Exercise description:
Output the material word for word. Leave each picture out.
***
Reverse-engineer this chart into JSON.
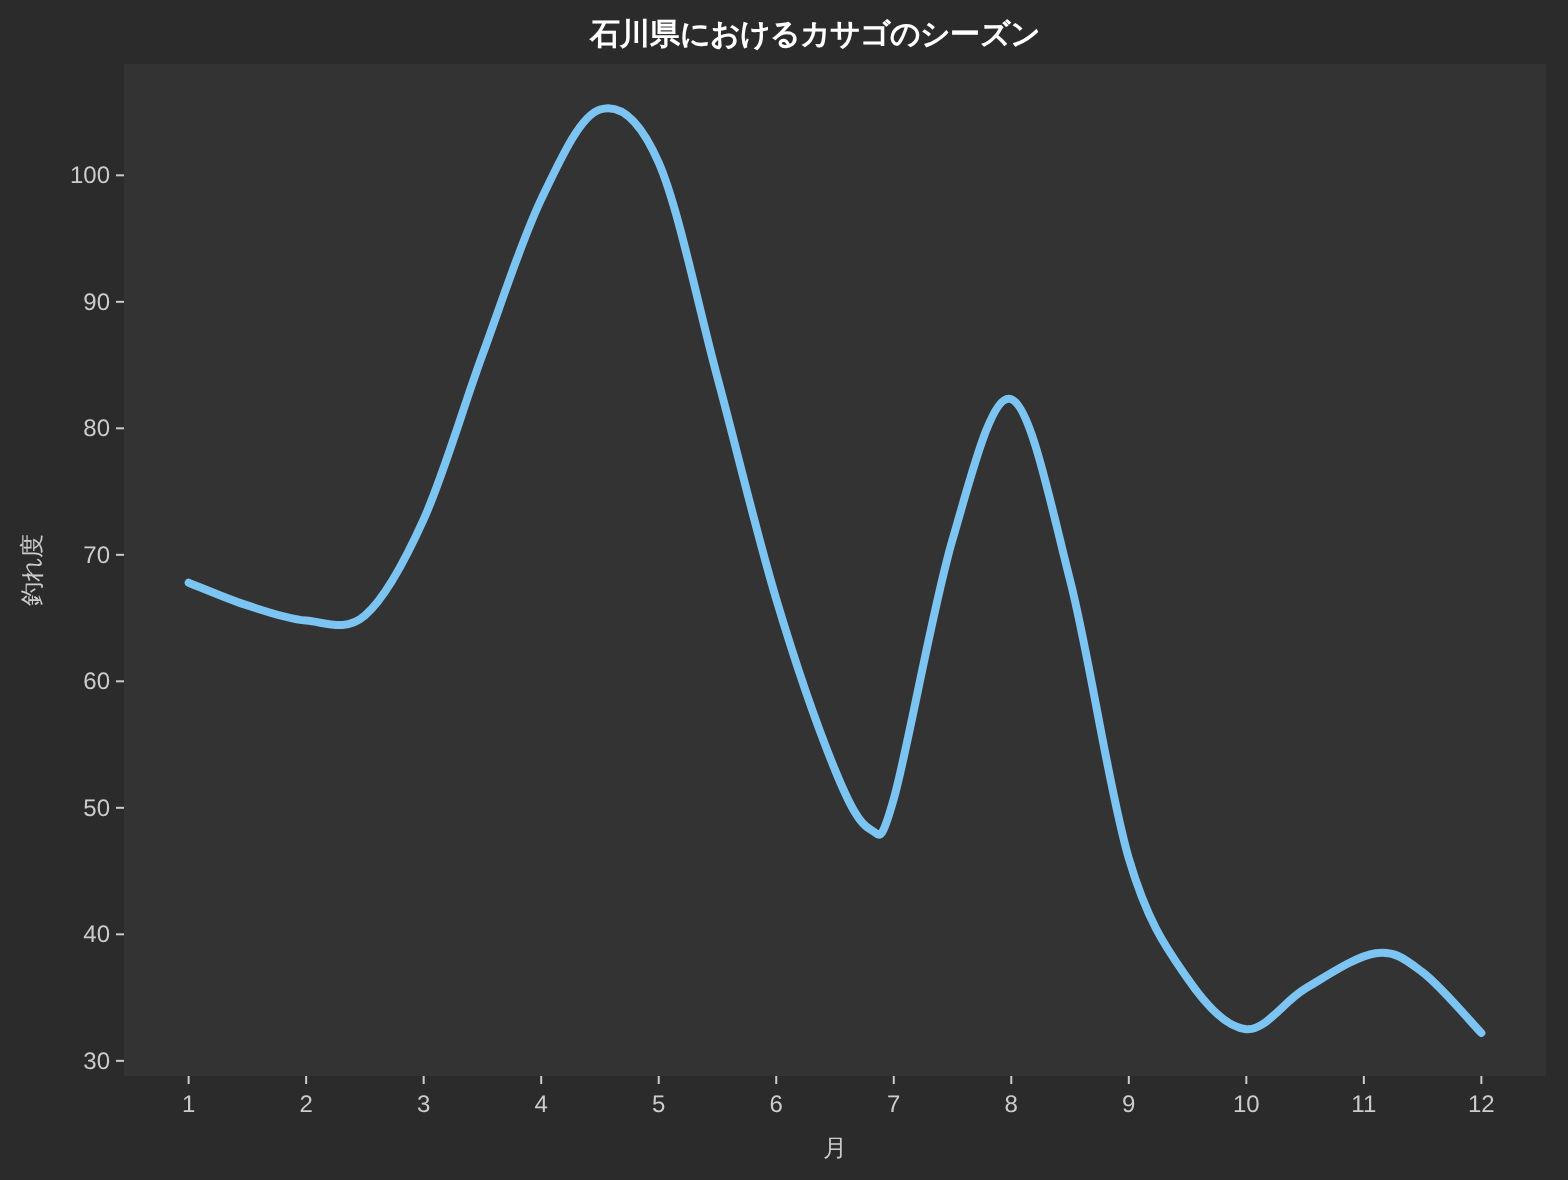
{
  "chart_data": {
    "type": "line",
    "title": "石川県におけるカサゴのシーズン",
    "xlabel": "月",
    "ylabel": "釣れ度",
    "series": [
      {
        "color": "#7cc4f2",
        "x": [
          1,
          1.5,
          2,
          2.5,
          3,
          3.5,
          4,
          4.5,
          5,
          5.5,
          6,
          6.5,
          6.8,
          7,
          7.5,
          8,
          8.5,
          9,
          9.5,
          10,
          10.5,
          11.1,
          11.5,
          12
        ],
        "values": [
          67.8,
          66,
          64.8,
          65.2,
          72.8,
          85.8,
          98.1,
          105.2,
          101,
          84,
          66.5,
          53,
          48.3,
          50.7,
          71.2,
          82.3,
          68,
          46,
          36.5,
          32.5,
          35.7,
          38.5,
          37,
          32.2
        ]
      }
    ],
    "xlim": [
      0.45,
      12.55
    ],
    "ylim": [
      28.8,
      108.8
    ],
    "xticks": [
      1,
      2,
      3,
      4,
      5,
      6,
      7,
      8,
      9,
      10,
      11,
      12
    ],
    "yticks": [
      30,
      40,
      50,
      60,
      70,
      80,
      90,
      100
    ],
    "grid": false,
    "marker": "none",
    "line_style": "solid"
  }
}
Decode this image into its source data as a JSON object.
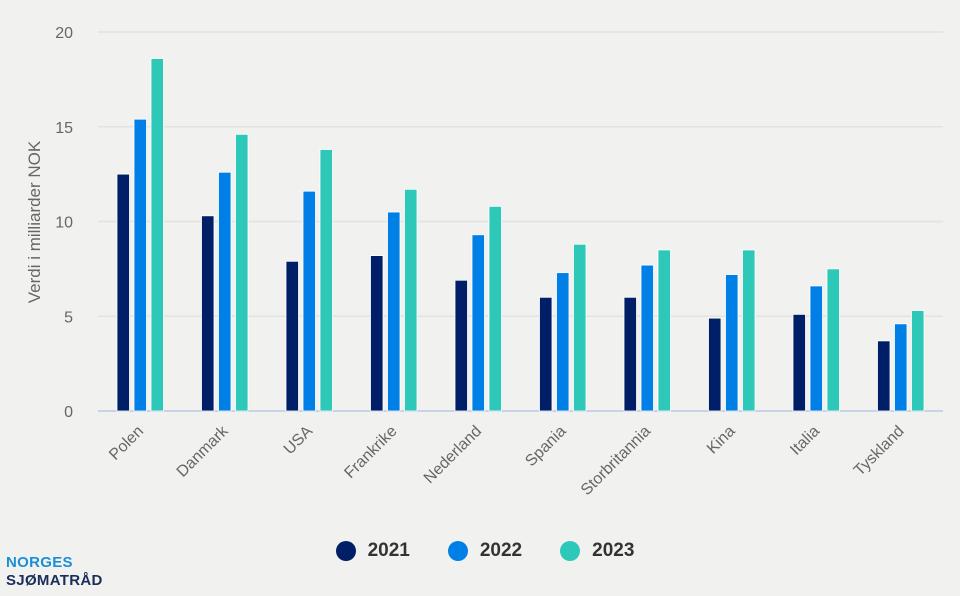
{
  "chart_data": {
    "type": "bar",
    "title": "",
    "xlabel": "",
    "ylabel": "Verdi i milliarder NOK",
    "ylim": [
      0,
      20
    ],
    "yticks": [
      0,
      5,
      10,
      15,
      20
    ],
    "grid": true,
    "legend_position": "bottom",
    "categories": [
      "Polen",
      "Danmark",
      "USA",
      "Frankrike",
      "Nederland",
      "Spania",
      "Storbritannia",
      "Kina",
      "Italia",
      "Tyskland"
    ],
    "series": [
      {
        "name": "2021",
        "color": "#001f66",
        "values": [
          12.5,
          10.3,
          7.9,
          8.2,
          6.9,
          6.0,
          6.0,
          4.9,
          5.1,
          3.7
        ]
      },
      {
        "name": "2022",
        "color": "#0080e6",
        "values": [
          15.4,
          12.6,
          11.6,
          10.5,
          9.3,
          7.3,
          7.7,
          7.2,
          6.6,
          4.6
        ]
      },
      {
        "name": "2023",
        "color": "#2ec8b8",
        "values": [
          18.6,
          14.6,
          13.8,
          11.7,
          10.8,
          8.8,
          8.5,
          8.5,
          7.5,
          5.3
        ]
      }
    ]
  },
  "logo": {
    "line1": "NORGES",
    "line2": "SJØMATRÅD",
    "color1": "#1a8fd6",
    "color2": "#1a2e5a"
  }
}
***
Solution to the problem:
Reverse-engineer this chart into JSON.
{
  "chart_data": {
    "type": "line",
    "title": "石川県におけるカサゴのシーズン",
    "xlabel": "月",
    "ylabel": "釣れ度",
    "series": [
      {
        "color": "#7cc4f2",
        "x": [
          1,
          1.5,
          2,
          2.5,
          3,
          3.5,
          4,
          4.5,
          5,
          5.5,
          6,
          6.5,
          6.8,
          7,
          7.5,
          8,
          8.5,
          9,
          9.5,
          10,
          10.5,
          11.1,
          11.5,
          12
        ],
        "values": [
          67.8,
          66,
          64.8,
          65.2,
          72.8,
          85.8,
          98.1,
          105.2,
          101,
          84,
          66.5,
          53,
          48.3,
          50.7,
          71.2,
          82.3,
          68,
          46,
          36.5,
          32.5,
          35.7,
          38.5,
          37,
          32.2
        ]
      }
    ],
    "xlim": [
      0.45,
      12.55
    ],
    "ylim": [
      28.8,
      108.8
    ],
    "xticks": [
      1,
      2,
      3,
      4,
      5,
      6,
      7,
      8,
      9,
      10,
      11,
      12
    ],
    "yticks": [
      30,
      40,
      50,
      60,
      70,
      80,
      90,
      100
    ],
    "grid": false,
    "marker": "none",
    "line_style": "solid"
  }
}
Decode this image into its source data as a JSON object.
{
  "chart_data": {
    "type": "bar",
    "title": "",
    "xlabel": "",
    "ylabel": "Verdi i milliarder NOK",
    "ylim": [
      0,
      20
    ],
    "yticks": [
      0,
      5,
      10,
      15,
      20
    ],
    "grid": true,
    "legend_position": "bottom",
    "categories": [
      "Polen",
      "Danmark",
      "USA",
      "Frankrike",
      "Nederland",
      "Spania",
      "Storbritannia",
      "Kina",
      "Italia",
      "Tyskland"
    ],
    "series": [
      {
        "name": "2021",
        "color": "#001f66",
        "values": [
          12.5,
          10.3,
          7.9,
          8.2,
          6.9,
          6.0,
          6.0,
          4.9,
          5.1,
          3.7
        ]
      },
      {
        "name": "2022",
        "color": "#0080e6",
        "values": [
          15.4,
          12.6,
          11.6,
          10.5,
          9.3,
          7.3,
          7.7,
          7.2,
          6.6,
          4.6
        ]
      },
      {
        "name": "2023",
        "color": "#2ec8b8",
        "values": [
          18.6,
          14.6,
          13.8,
          11.7,
          10.8,
          8.8,
          8.5,
          8.5,
          7.5,
          5.3
        ]
      }
    ]
  },
  "logo": {
    "line1": "NORGES",
    "line2": "SJØMATRÅD",
    "color1": "#1a8fd6",
    "color2": "#1a2e5a"
  }
}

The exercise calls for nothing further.